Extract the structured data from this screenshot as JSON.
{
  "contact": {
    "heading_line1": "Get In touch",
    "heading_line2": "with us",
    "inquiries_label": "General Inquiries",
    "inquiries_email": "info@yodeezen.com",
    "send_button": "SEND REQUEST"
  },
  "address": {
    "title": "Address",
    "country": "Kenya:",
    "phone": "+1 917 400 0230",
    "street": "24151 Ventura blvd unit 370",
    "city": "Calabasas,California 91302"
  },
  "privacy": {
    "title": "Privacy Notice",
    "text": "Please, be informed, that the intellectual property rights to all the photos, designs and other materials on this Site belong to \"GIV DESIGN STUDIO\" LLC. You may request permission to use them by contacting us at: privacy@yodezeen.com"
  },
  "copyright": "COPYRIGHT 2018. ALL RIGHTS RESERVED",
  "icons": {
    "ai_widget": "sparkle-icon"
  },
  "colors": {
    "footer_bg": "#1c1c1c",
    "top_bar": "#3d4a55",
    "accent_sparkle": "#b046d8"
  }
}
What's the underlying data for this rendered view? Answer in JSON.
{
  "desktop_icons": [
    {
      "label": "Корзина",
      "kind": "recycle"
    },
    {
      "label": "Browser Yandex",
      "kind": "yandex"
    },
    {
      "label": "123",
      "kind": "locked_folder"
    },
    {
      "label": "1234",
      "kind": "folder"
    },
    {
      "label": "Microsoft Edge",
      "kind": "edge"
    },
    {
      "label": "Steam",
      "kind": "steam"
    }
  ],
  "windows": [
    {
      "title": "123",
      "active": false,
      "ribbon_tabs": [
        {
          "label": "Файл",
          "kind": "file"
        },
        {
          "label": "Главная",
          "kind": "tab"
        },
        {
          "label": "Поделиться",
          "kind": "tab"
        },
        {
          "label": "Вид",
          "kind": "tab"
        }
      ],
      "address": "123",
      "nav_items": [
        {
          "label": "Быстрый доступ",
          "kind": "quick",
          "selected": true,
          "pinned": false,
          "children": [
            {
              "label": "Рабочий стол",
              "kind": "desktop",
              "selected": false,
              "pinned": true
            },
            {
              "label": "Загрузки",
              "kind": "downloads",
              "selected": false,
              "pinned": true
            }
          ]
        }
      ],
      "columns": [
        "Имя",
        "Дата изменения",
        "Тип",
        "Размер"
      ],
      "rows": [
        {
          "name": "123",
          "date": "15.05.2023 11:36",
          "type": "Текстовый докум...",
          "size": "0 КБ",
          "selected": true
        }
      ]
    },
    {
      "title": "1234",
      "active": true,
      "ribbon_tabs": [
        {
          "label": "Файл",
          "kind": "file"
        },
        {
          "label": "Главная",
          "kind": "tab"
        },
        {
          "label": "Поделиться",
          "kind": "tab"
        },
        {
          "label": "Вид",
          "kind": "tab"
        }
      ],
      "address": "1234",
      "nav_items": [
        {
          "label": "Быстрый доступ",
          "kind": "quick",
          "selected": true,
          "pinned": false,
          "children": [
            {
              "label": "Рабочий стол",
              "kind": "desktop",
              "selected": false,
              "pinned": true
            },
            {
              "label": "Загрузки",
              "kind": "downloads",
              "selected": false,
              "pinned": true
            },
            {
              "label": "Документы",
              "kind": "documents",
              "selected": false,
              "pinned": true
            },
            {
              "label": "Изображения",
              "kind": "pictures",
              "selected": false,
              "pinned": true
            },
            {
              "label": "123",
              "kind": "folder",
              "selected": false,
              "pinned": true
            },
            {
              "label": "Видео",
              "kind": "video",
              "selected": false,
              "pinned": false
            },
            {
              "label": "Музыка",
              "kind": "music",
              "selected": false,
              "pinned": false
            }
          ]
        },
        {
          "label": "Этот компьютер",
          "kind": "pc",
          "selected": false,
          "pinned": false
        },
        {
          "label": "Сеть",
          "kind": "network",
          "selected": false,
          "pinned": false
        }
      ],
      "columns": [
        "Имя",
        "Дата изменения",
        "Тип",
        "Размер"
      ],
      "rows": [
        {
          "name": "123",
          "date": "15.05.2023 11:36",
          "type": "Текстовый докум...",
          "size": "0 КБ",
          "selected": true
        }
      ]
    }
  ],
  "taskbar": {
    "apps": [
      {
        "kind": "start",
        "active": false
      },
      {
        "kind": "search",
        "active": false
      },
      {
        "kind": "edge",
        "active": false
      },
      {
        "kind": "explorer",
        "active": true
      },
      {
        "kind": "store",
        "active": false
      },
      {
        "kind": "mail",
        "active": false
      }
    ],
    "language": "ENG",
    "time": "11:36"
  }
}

- Work to be completed -
Please repeat the listing above in full and exactly.

- Full response -
Extract the structured data from this screenshot as JSON.
{
  "contact": {
    "heading_line1": "Get In touch",
    "heading_line2": "with us",
    "inquiries_label": "General Inquiries",
    "inquiries_email": "info@yodeezen.com",
    "send_button": "SEND REQUEST"
  },
  "address": {
    "title": "Address",
    "country": "Kenya:",
    "phone": "+1 917 400 0230",
    "street": "24151 Ventura blvd unit 370",
    "city": "Calabasas,California 91302"
  },
  "privacy": {
    "title": "Privacy Notice",
    "text": "Please, be informed, that the intellectual property rights to all the photos, designs and other materials on this Site belong to \"GIV DESIGN STUDIO\" LLC. You may request permission to use them by contacting us at: privacy@yodezeen.com"
  },
  "copyright": "COPYRIGHT 2018. ALL RIGHTS RESERVED",
  "icons": {
    "ai_widget": "sparkle-icon"
  },
  "colors": {
    "footer_bg": "#1c1c1c",
    "top_bar": "#3d4a55",
    "accent_sparkle": "#b046d8"
  }
}
What's the underlying data for this rendered view? Answer in JSON.
{
  "desktop_icons": [
    {
      "label": "Корзина",
      "kind": "recycle"
    },
    {
      "label": "Browser Yandex",
      "kind": "yandex"
    },
    {
      "label": "123",
      "kind": "locked_folder"
    },
    {
      "label": "1234",
      "kind": "folder"
    },
    {
      "label": "Microsoft Edge",
      "kind": "edge"
    },
    {
      "label": "Steam",
      "kind": "steam"
    }
  ],
  "windows": [
    {
      "title": "123",
      "active": false,
      "ribbon_tabs": [
        {
          "label": "Файл",
          "kind": "file"
        },
        {
          "label": "Главная",
          "kind": "tab"
        },
        {
          "label": "Поделиться",
          "kind": "tab"
        },
        {
          "label": "Вид",
          "kind": "tab"
        }
      ],
      "address": "123",
      "nav_items": [
        {
          "label": "Быстрый доступ",
          "kind": "quick",
          "selected": true,
          "pinned": false,
          "children": [
            {
              "label": "Рабочий стол",
              "kind": "desktop",
              "selected": false,
              "pinned": true
            },
            {
              "label": "Загрузки",
              "kind": "downloads",
              "selected": false,
              "pinned": true
            }
          ]
        }
      ],
      "columns": [
        "Имя",
        "Дата изменения",
        "Тип",
        "Размер"
      ],
      "rows": [
        {
          "name": "123",
          "date": "15.05.2023 11:36",
          "type": "Текстовый докум...",
          "size": "0 КБ",
          "selected": true
        }
      ]
    },
    {
      "title": "1234",
      "active": true,
      "ribbon_tabs": [
        {
          "label": "Файл",
          "kind": "file"
        },
        {
          "label": "Главная",
          "kind": "tab"
        },
        {
          "label": "Поделиться",
          "kind": "tab"
        },
        {
          "label": "Вид",
          "kind": "tab"
        }
      ],
      "address": "1234",
      "nav_items": [
        {
          "label": "Быстрый доступ",
          "kind": "quick",
          "selected": true,
          "pinned": false,
          "children": [
            {
              "label": "Рабочий стол",
              "kind": "desktop",
              "selected": false,
              "pinned": true
            },
            {
              "label": "Загрузки",
              "kind": "downloads",
              "selected": false,
              "pinned": true
            },
            {
              "label": "Документы",
              "kind": "documents",
              "selected": false,
              "pinned": true
            },
            {
              "label": "Изображения",
              "kind": "pictures",
              "selected": false,
              "pinned": true
            },
            {
              "label": "123",
              "kind": "folder",
              "selected": false,
              "pinned": true
            },
            {
              "label": "Видео",
              "kind": "video",
              "selected": false,
              "pinned": false
            },
            {
              "label": "Музыка",
              "kind": "music",
              "selected": false,
              "pinned": false
            }
          ]
        },
        {
          "label": "Этот компьютер",
          "kind": "pc",
          "selected": false,
          "pinned": false
        },
        {
          "label": "Сеть",
          "kind": "network",
          "selected": false,
          "pinned": false
        }
      ],
      "columns": [
        "Имя",
        "Дата изменения",
        "Тип",
        "Размер"
      ],
      "rows": [
        {
          "name": "123",
          "date": "15.05.2023 11:36",
          "type": "Текстовый докум...",
          "size": "0 КБ",
          "selected": true
        }
      ]
    }
  ],
  "taskbar": {
    "apps": [
      {
        "kind": "start",
        "active": false
      },
      {
        "kind": "search",
        "active": false
      },
      {
        "kind": "edge",
        "active": false
      },
      {
        "kind": "explorer",
        "active": true
      },
      {
        "kind": "store",
        "active": false
      },
      {
        "kind": "mail",
        "active": false
      }
    ],
    "language": "ENG",
    "time": "11:36"
  }
}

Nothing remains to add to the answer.